RECORD LIST
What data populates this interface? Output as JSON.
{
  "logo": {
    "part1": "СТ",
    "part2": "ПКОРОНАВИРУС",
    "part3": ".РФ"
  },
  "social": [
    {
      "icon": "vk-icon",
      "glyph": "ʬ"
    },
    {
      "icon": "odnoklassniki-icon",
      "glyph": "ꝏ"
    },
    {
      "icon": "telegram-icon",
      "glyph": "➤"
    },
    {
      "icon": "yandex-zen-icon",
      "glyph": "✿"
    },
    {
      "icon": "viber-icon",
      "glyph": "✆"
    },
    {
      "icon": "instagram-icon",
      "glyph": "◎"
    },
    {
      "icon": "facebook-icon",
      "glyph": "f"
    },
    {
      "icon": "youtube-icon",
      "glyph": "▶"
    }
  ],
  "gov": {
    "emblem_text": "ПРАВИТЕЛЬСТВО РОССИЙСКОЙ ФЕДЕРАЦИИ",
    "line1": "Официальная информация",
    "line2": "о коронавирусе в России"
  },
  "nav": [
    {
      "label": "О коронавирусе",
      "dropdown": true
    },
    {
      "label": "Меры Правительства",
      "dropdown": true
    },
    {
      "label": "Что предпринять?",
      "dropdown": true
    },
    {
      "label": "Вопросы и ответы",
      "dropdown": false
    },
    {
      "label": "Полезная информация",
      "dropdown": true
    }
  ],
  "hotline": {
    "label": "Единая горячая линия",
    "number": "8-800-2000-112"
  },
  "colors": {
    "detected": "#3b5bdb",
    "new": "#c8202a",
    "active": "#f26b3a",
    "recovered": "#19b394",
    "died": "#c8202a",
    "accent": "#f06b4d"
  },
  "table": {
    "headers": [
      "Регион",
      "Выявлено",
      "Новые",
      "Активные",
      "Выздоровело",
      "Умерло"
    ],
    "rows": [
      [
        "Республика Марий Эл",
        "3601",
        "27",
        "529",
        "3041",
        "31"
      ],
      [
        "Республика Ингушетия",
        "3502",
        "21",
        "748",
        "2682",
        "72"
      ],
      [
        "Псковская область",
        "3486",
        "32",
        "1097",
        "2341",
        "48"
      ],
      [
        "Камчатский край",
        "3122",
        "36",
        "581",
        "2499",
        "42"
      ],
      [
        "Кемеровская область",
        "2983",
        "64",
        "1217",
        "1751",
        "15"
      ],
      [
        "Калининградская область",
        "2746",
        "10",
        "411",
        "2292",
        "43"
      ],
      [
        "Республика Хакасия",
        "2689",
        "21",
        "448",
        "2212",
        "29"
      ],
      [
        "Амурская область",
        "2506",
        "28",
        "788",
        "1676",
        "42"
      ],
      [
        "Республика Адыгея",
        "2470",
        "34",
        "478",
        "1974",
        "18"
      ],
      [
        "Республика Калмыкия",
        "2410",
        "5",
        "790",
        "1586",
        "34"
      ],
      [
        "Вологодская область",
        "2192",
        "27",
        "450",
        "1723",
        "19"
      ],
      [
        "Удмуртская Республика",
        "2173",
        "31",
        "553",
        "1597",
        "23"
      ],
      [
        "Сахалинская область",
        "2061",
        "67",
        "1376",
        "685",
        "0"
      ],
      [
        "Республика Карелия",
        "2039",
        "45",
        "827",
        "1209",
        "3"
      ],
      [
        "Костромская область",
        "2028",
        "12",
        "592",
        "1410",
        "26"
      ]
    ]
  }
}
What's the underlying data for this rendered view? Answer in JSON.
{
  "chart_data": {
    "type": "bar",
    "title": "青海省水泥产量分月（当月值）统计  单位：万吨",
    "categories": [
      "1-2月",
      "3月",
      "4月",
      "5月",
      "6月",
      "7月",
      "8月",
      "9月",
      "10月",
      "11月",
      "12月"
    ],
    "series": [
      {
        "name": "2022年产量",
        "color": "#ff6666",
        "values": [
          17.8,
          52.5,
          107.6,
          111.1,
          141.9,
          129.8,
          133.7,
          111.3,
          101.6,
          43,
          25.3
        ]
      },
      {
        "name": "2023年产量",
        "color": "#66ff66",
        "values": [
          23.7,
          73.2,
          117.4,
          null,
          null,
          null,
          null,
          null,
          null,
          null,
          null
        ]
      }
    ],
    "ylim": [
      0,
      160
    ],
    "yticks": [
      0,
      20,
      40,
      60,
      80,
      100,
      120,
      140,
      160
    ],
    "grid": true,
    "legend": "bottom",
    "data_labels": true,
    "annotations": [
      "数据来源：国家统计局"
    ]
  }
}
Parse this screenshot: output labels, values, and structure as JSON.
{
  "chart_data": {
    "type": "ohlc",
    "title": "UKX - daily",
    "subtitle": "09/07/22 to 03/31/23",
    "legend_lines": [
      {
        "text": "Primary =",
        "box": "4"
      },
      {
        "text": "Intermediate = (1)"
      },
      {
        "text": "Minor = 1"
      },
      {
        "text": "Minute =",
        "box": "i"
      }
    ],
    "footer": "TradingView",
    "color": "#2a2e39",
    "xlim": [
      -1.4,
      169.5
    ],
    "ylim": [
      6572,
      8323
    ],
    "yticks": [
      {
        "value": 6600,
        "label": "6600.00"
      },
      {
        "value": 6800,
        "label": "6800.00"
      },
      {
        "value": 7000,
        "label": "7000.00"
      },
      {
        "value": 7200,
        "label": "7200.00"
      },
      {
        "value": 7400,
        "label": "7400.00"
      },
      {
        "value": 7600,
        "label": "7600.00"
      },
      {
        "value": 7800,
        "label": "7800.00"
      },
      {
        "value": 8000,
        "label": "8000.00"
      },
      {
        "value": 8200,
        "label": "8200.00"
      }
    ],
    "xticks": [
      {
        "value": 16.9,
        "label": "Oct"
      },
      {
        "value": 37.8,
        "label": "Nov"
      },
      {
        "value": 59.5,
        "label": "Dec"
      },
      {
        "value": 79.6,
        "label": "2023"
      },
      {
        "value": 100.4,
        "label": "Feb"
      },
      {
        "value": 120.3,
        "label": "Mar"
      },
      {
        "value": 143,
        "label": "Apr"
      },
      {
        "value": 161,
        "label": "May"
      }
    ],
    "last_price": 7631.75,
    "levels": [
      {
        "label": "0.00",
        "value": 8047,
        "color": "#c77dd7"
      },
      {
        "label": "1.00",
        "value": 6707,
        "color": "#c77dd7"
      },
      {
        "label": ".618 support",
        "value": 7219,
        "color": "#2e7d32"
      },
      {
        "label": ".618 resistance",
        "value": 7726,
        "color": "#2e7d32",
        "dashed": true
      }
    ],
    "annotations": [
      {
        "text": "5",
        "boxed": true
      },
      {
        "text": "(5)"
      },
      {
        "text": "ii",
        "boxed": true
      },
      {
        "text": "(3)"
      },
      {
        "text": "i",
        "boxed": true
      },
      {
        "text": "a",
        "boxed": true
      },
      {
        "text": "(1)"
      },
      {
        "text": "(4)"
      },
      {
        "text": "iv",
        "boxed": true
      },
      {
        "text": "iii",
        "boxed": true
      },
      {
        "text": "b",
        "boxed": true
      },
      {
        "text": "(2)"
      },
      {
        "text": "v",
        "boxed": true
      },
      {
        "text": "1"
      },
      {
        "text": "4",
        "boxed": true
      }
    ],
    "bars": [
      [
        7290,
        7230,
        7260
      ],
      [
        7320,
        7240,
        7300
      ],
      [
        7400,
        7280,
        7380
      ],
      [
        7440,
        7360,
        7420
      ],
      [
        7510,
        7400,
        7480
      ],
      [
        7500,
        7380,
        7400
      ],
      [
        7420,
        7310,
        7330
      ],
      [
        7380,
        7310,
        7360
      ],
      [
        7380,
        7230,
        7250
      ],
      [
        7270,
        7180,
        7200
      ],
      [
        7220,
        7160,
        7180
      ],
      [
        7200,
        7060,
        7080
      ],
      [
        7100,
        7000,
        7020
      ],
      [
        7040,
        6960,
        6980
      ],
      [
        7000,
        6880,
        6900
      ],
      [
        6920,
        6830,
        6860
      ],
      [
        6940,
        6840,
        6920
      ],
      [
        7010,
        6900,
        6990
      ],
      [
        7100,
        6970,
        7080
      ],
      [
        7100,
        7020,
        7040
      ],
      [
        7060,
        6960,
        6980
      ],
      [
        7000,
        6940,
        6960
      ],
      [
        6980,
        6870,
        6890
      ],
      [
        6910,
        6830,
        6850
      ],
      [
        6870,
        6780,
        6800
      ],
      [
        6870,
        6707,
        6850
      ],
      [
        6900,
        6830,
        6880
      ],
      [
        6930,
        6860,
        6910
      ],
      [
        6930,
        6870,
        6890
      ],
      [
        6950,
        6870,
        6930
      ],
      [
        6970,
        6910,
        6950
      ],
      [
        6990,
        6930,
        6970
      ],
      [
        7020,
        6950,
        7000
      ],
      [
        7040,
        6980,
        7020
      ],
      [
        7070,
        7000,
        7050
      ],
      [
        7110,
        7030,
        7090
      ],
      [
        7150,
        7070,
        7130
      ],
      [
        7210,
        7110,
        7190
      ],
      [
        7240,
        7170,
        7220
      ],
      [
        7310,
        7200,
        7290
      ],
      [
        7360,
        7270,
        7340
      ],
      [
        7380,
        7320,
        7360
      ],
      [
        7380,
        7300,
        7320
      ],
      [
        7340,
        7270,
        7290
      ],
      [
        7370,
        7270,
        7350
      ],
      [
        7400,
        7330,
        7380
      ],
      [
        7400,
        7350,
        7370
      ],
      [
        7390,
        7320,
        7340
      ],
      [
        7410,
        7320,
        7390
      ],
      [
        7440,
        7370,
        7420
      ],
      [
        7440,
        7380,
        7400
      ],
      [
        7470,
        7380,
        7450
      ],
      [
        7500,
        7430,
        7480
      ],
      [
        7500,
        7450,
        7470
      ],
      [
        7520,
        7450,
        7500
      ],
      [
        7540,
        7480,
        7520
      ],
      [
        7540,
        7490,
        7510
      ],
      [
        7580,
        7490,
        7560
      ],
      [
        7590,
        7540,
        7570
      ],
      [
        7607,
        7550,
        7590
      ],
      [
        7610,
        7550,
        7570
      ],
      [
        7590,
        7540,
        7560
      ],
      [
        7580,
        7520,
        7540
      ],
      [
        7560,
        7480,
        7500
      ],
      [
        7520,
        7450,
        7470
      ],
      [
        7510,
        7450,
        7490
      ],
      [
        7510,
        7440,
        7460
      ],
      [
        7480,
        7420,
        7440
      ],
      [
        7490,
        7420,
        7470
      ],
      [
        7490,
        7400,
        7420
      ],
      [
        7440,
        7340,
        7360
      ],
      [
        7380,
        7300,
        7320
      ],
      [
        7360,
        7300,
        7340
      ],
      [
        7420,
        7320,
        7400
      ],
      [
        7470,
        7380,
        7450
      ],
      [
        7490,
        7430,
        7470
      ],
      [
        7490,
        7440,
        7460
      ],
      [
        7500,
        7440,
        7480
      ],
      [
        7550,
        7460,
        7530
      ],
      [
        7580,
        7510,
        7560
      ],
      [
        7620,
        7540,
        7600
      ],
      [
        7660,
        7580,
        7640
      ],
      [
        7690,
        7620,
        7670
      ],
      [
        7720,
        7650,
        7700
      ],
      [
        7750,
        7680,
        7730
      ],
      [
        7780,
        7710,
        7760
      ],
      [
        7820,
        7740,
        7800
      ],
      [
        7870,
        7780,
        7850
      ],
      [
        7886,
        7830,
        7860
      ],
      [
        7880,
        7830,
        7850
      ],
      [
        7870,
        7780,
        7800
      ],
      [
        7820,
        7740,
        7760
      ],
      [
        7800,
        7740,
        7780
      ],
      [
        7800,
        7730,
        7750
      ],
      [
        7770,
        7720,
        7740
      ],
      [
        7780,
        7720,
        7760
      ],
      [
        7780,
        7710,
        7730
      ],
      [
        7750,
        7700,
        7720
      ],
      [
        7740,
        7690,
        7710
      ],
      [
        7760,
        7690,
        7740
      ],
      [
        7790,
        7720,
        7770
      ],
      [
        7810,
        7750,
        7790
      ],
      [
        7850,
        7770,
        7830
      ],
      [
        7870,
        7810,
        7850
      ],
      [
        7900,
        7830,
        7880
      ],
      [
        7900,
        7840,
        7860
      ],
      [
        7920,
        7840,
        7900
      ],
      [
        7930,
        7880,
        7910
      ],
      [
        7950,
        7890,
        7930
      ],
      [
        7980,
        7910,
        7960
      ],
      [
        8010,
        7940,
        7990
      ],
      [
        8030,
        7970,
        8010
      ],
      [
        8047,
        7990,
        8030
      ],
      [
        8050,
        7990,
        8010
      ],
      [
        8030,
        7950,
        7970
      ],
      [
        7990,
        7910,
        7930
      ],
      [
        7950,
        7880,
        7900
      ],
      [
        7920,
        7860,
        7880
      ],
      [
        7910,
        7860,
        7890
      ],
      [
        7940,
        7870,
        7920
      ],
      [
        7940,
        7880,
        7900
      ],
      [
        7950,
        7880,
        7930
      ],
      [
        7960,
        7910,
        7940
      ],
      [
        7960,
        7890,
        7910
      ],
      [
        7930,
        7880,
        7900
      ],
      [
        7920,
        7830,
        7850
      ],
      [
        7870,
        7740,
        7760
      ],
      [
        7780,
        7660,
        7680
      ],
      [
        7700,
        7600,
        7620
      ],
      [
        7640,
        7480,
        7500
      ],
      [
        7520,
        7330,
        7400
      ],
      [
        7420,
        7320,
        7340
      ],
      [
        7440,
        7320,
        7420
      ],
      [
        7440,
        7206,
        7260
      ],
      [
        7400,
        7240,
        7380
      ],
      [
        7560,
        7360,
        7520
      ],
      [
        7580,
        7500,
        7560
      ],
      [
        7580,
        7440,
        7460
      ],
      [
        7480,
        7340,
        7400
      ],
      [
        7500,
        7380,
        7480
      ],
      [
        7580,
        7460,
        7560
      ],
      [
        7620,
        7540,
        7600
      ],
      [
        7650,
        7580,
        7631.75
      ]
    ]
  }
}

REQUIREMENT
Find how many lines include the string "this" and report that number alone.

RESPONSE
3